**Work required**
Return each line of the material below that contains the string "title".

======== Material for this task

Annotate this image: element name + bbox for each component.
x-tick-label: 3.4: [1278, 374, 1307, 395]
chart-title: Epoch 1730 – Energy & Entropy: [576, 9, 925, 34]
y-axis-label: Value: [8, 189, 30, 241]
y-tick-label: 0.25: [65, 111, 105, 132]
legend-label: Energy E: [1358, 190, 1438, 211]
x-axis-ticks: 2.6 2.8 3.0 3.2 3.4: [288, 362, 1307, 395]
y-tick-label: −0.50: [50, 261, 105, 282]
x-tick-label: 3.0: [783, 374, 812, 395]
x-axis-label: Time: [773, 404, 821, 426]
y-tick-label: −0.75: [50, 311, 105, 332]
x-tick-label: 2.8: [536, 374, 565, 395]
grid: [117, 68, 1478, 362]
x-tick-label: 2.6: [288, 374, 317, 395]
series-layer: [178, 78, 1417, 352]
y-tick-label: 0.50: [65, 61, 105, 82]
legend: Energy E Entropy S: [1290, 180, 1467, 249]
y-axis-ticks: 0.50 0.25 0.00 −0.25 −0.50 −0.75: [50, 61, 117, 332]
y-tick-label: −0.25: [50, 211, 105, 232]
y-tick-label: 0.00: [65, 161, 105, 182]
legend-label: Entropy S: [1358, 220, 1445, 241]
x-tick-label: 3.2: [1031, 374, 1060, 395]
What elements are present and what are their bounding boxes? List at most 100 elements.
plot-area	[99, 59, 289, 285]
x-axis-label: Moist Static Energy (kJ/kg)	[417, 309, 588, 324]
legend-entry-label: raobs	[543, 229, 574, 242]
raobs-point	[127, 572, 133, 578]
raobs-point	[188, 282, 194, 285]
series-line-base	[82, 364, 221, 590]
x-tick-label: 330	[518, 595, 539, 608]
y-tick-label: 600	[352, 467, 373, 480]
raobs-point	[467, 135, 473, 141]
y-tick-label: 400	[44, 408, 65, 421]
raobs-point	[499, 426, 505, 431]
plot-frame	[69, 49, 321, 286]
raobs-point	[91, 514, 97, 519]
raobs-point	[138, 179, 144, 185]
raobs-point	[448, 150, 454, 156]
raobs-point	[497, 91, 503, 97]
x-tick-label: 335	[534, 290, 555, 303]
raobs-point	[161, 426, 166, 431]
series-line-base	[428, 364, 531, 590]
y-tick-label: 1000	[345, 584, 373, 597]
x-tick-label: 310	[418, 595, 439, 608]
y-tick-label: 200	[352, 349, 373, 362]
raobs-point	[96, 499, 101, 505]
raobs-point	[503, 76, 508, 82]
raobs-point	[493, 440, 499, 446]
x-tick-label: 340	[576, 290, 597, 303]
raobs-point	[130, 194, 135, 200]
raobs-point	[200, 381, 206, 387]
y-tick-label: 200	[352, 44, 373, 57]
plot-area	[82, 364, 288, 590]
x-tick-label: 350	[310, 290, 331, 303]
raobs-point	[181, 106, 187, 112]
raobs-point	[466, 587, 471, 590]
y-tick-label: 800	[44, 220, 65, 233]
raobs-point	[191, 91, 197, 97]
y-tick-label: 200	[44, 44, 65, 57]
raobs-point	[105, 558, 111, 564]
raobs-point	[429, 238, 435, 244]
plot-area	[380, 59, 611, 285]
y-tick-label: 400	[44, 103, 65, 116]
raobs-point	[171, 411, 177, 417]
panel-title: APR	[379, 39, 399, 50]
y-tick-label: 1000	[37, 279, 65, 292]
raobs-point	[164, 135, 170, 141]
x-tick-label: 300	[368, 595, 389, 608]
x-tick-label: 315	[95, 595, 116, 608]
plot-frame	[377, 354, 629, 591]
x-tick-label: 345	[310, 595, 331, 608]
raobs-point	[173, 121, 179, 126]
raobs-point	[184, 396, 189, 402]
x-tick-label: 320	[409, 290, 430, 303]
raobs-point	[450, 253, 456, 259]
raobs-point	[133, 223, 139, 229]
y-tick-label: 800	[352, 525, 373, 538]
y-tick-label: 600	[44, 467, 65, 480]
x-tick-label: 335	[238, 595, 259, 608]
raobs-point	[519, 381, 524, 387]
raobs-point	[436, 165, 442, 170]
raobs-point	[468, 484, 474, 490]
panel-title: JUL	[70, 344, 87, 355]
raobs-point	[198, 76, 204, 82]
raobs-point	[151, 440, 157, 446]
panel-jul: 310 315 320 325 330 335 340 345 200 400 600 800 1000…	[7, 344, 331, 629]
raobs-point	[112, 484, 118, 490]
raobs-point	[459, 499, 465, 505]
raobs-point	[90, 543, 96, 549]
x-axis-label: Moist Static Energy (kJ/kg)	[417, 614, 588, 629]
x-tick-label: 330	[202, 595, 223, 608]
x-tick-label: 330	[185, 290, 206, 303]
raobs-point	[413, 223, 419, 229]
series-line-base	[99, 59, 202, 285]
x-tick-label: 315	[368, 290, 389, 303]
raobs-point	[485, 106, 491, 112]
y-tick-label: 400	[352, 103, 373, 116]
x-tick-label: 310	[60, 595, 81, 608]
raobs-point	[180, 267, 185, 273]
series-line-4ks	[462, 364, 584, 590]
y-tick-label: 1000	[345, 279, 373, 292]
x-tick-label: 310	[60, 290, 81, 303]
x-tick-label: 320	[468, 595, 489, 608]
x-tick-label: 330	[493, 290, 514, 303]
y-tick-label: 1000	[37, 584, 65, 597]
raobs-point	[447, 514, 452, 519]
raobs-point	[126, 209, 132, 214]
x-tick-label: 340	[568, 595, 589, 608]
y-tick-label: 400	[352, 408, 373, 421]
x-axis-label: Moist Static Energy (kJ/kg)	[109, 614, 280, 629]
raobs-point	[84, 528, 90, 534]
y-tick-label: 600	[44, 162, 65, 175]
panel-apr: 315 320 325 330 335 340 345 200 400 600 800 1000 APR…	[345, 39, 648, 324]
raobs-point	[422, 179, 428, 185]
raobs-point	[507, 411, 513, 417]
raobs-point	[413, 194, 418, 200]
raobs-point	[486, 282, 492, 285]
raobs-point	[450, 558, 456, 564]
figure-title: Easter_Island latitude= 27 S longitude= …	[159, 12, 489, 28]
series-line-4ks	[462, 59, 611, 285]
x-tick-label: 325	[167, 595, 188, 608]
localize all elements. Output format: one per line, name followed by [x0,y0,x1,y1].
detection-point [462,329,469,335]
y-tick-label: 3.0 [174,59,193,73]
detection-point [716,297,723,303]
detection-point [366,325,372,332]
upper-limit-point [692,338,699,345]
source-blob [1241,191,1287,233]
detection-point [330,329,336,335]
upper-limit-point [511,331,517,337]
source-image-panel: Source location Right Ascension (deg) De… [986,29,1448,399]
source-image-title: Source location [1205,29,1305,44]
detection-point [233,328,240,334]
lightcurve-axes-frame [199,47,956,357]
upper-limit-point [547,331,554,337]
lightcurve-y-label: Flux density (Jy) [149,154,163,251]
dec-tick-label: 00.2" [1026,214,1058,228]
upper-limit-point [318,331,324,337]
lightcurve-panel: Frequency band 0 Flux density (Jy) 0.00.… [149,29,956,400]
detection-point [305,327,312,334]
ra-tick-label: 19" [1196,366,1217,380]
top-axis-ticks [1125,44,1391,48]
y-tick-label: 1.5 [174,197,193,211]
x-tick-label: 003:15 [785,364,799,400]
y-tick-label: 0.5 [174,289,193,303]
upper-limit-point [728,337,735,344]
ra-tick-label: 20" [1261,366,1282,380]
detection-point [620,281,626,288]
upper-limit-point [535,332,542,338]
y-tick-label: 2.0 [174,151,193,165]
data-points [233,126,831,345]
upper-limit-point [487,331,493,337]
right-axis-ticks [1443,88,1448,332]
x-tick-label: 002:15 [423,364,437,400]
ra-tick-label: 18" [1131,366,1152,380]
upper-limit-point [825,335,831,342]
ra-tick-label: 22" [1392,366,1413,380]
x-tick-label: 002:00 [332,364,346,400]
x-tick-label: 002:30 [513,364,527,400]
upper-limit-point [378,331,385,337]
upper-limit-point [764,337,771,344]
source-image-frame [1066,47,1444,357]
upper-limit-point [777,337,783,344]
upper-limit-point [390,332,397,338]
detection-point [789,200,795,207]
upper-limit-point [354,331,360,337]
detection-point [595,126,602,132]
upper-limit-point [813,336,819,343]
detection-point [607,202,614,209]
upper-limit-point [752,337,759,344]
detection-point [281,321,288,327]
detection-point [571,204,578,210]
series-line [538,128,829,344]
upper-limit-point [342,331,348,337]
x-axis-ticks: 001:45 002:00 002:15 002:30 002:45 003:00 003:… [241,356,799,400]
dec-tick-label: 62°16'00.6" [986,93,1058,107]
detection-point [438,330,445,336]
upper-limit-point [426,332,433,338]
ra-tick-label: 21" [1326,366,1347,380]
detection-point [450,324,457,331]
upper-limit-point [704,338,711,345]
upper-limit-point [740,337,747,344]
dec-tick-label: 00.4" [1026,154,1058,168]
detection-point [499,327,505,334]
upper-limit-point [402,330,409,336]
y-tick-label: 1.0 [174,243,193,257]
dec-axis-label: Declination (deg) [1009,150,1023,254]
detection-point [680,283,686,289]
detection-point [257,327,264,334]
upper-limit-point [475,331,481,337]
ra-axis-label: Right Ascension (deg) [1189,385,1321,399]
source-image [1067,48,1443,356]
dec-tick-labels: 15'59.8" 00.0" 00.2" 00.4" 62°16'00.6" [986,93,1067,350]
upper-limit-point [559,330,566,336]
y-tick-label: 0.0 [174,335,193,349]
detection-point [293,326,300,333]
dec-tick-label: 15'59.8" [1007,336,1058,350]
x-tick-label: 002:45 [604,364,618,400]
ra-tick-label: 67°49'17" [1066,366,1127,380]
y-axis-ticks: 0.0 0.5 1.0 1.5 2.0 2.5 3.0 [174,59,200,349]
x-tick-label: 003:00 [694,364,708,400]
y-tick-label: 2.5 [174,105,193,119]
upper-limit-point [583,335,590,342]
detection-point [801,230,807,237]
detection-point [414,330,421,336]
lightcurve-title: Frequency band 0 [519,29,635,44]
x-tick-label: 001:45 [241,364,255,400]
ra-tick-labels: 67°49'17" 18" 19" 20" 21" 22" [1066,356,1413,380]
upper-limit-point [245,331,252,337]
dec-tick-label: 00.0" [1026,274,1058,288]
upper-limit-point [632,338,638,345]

================

**Reply to the task**
chart-title: Epoch 1730 – Energy & Entropy: [576, 9, 925, 34]
panel-title: APR	[379, 39, 399, 50]
panel-title: JUL	[70, 344, 87, 355]
figure-title: Easter_Island latitude= 27 S longitude= …	[159, 12, 489, 28]
source-image-title: Source location [1205,29,1305,44]
lightcurve-title: Frequency band 0 [519,29,635,44]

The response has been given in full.